Below is a block of records; reproduce all of them exactly and leave out any pictures.

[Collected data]
★ ★ ★ ★ ★

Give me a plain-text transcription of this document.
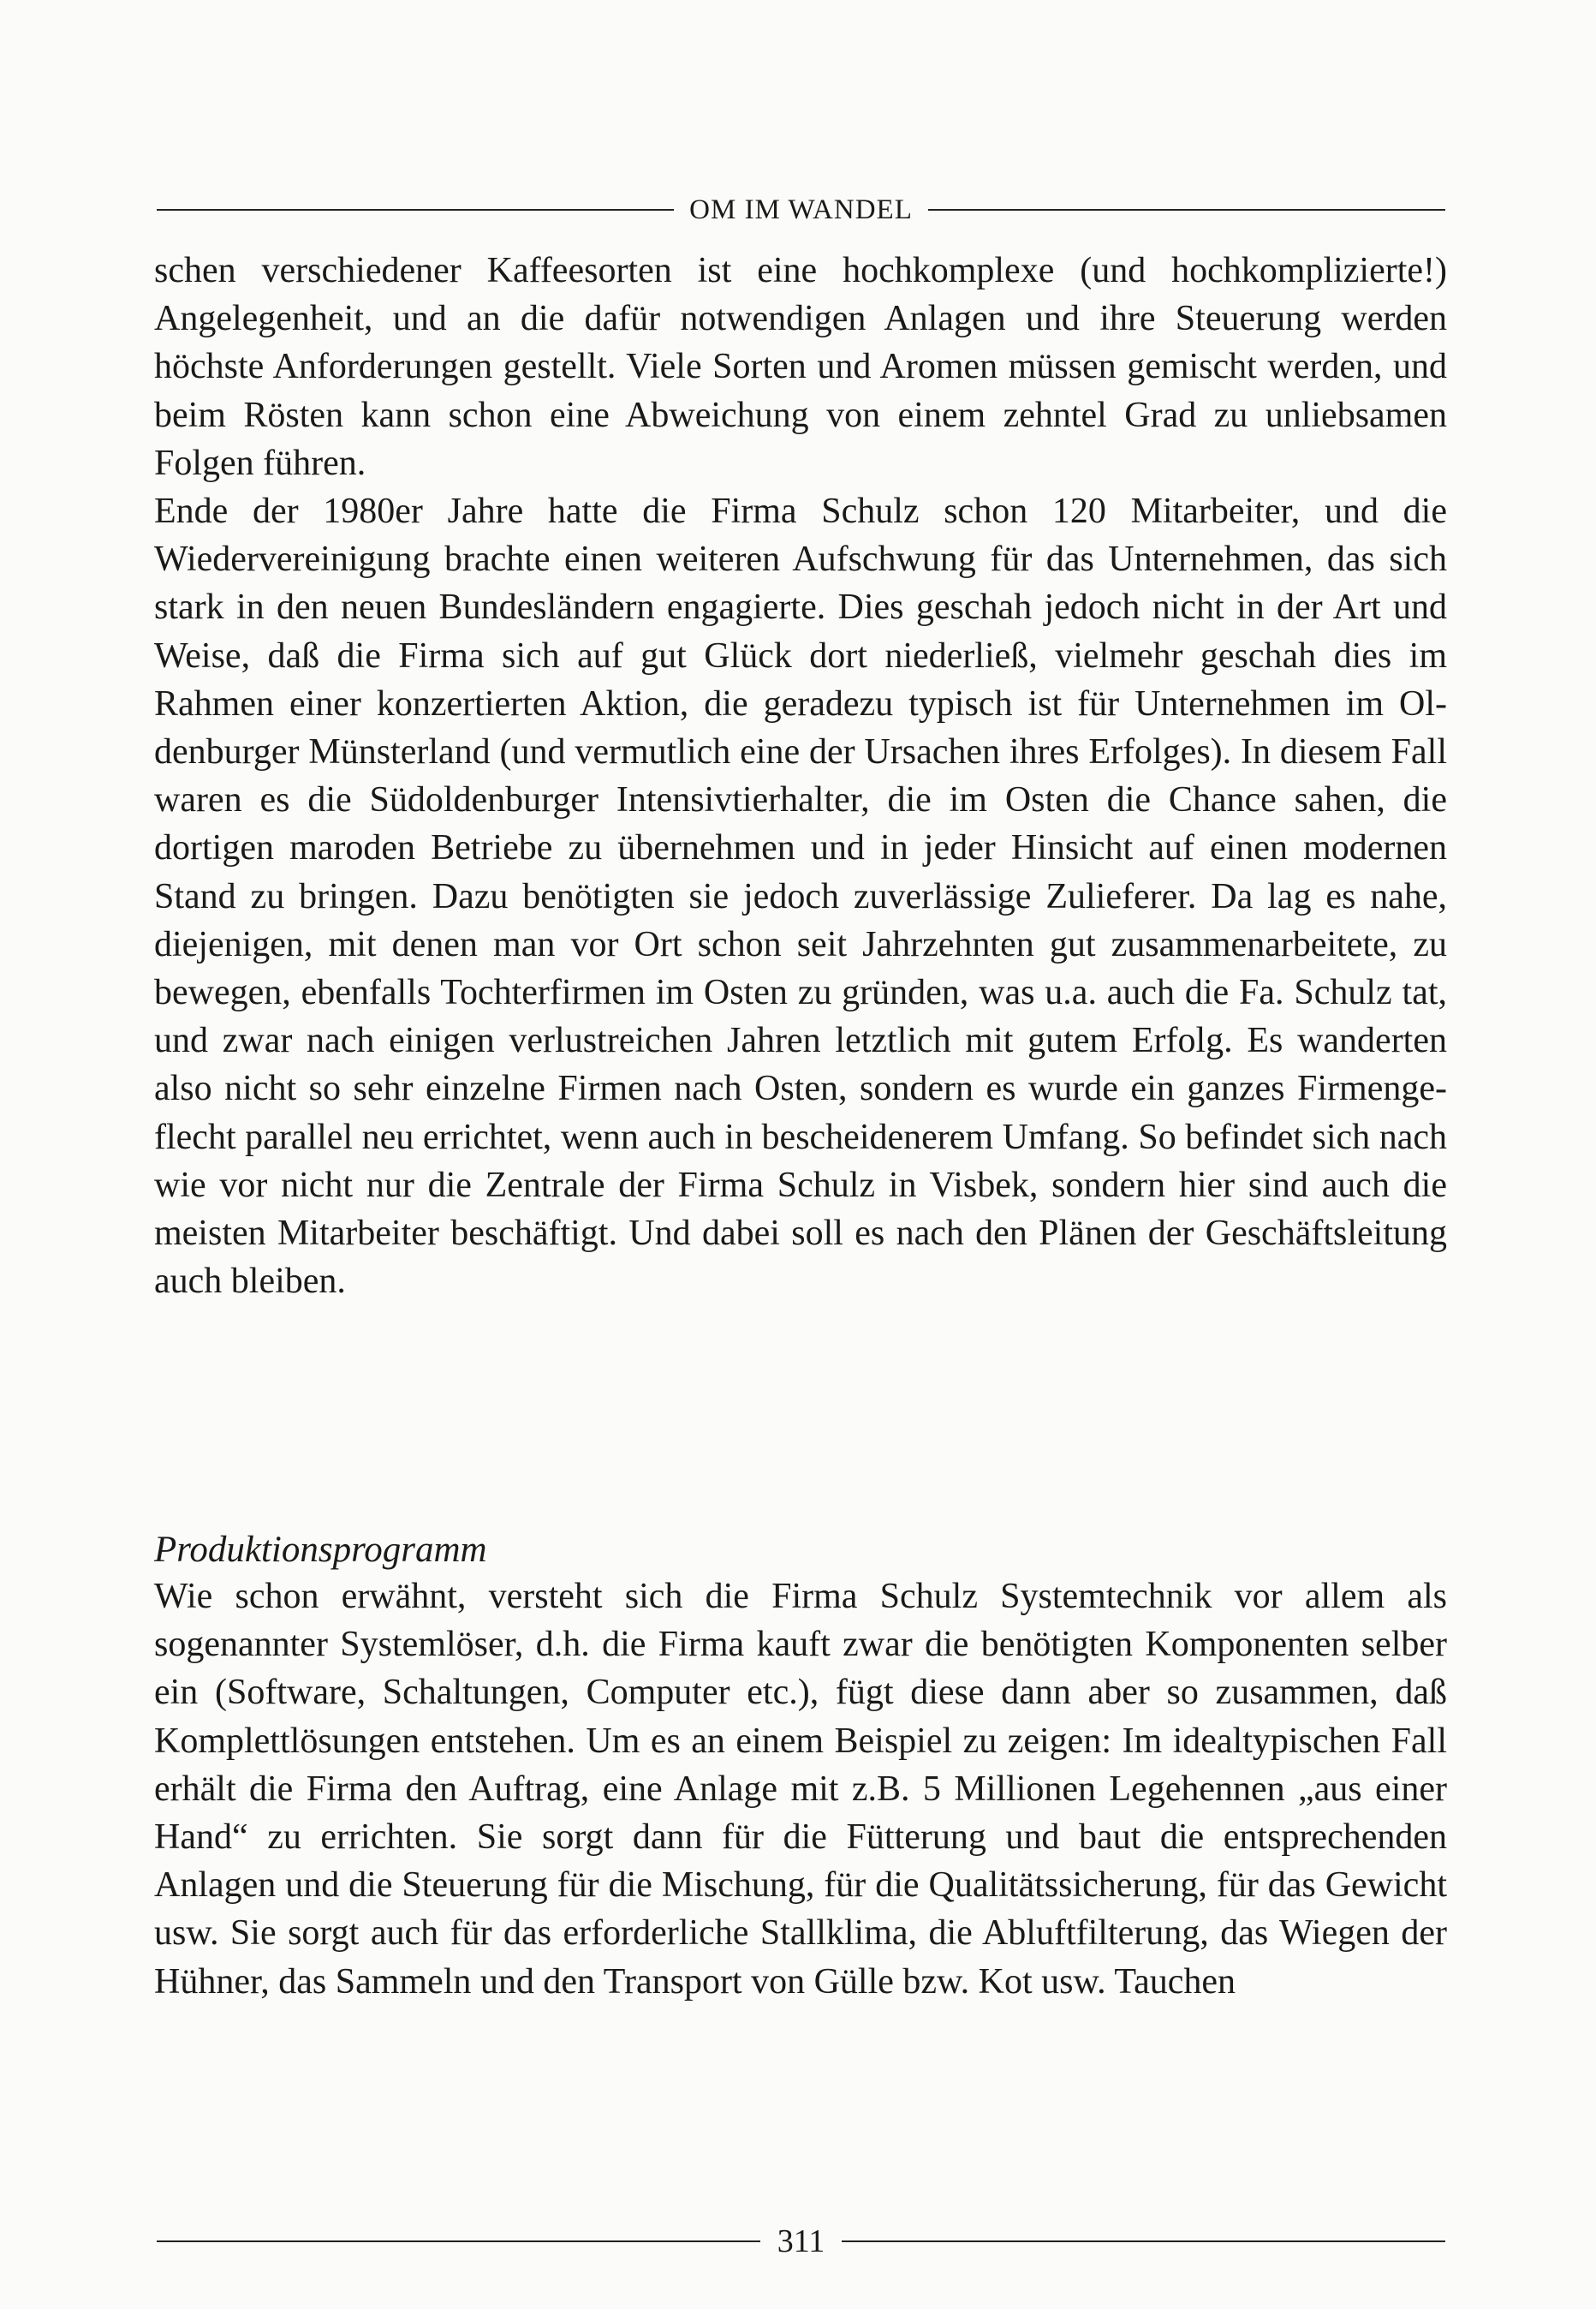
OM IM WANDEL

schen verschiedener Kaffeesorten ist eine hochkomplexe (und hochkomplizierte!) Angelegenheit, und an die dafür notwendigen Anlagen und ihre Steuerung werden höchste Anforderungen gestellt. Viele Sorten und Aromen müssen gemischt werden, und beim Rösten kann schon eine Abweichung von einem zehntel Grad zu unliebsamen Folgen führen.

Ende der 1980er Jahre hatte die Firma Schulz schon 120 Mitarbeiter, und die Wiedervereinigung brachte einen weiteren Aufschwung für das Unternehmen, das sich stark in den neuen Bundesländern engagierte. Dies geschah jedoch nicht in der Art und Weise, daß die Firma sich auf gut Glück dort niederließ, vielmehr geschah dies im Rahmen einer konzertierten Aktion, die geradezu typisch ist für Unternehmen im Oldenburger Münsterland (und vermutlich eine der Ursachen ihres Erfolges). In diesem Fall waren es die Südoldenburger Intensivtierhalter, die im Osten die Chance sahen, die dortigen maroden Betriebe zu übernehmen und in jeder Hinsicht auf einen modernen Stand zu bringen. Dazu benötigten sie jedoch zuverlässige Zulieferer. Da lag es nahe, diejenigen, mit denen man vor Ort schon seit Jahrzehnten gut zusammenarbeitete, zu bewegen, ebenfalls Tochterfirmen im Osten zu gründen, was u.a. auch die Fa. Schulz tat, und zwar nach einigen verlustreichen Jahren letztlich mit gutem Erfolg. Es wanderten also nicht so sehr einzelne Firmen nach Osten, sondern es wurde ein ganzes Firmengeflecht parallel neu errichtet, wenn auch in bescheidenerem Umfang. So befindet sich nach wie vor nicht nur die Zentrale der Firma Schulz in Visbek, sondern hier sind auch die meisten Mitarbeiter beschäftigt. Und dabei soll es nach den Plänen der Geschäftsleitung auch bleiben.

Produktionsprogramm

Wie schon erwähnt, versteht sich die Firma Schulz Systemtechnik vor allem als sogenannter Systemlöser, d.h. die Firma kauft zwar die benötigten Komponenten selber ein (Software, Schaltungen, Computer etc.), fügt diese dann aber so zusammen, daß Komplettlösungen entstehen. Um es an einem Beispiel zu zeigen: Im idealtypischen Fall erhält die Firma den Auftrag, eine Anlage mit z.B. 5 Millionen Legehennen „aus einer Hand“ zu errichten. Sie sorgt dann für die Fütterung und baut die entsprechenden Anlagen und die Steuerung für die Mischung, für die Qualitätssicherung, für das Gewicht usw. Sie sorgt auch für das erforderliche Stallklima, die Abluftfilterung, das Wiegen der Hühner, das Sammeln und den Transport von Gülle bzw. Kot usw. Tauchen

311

★ ★ ★ ★ ★

**Full output**
Give me a plain-text transcription of this document.
OM IM WANDEL

schen verschiedener Kaffeesorten ist eine hochkomplexe (und hochkomplizierte!) Angelegenheit, und an die dafür notwendigen Anlagen und ihre Steuerung werden höchste Anforderungen gestellt. Viele Sorten und Aromen müssen gemischt werden, und beim Rösten kann schon eine Abweichung von einem zehntel Grad zu unliebsamen Folgen führen.

Ende der 1980er Jahre hatte die Firma Schulz schon 120 Mitarbeiter, und die Wiedervereinigung brachte einen weiteren Aufschwung für das Unternehmen, das sich stark in den neuen Bundesländern engagierte. Dies geschah jedoch nicht in der Art und Weise, daß die Firma sich auf gut Glück dort niederließ, vielmehr geschah dies im Rahmen einer konzertierten Aktion, die geradezu typisch ist für Unternehmen im Oldenburger Münsterland (und vermutlich eine der Ursachen ihres Erfolges). In diesem Fall waren es die Südoldenburger Intensivtierhalter, die im Osten die Chance sahen, die dortigen maroden Betriebe zu übernehmen und in jeder Hinsicht auf einen modernen Stand zu bringen. Dazu benötigten sie jedoch zuverlässige Zulieferer. Da lag es nahe, diejenigen, mit denen man vor Ort schon seit Jahrzehnten gut zusammenarbeitete, zu bewegen, ebenfalls Tochterfirmen im Osten zu gründen, was u.a. auch die Fa. Schulz tat, und zwar nach einigen verlustreichen Jahren letztlich mit gutem Erfolg. Es wanderten also nicht so sehr einzelne Firmen nach Osten, sondern es wurde ein ganzes Firmengeflecht parallel neu errichtet, wenn auch in bescheidenerem Umfang. So befindet sich nach wie vor nicht nur die Zentrale der Firma Schulz in Visbek, sondern hier sind auch die meisten Mitarbeiter beschäftigt. Und dabei soll es nach den Plänen der Geschäftsleitung auch bleiben.

Produktionsprogramm

Wie schon erwähnt, versteht sich die Firma Schulz Systemtechnik vor allem als sogenannter Systemlöser, d.h. die Firma kauft zwar die benötigten Komponenten selber ein (Software, Schaltungen, Computer etc.), fügt diese dann aber so zusammen, daß Komplettlösungen entstehen. Um es an einem Beispiel zu zeigen: Im idealtypischen Fall erhält die Firma den Auftrag, eine Anlage mit z.B. 5 Millionen Legehennen „aus einer Hand“ zu errichten. Sie sorgt dann für die Fütterung und baut die entsprechenden Anlagen und die Steuerung für die Mischung, für die Qualitätssicherung, für das Gewicht usw. Sie sorgt auch für das erforderliche Stallklima, die Abluftfilterung, das Wiegen der Hühner, das Sammeln und den Transport von Gülle bzw. Kot usw. Tauchen

311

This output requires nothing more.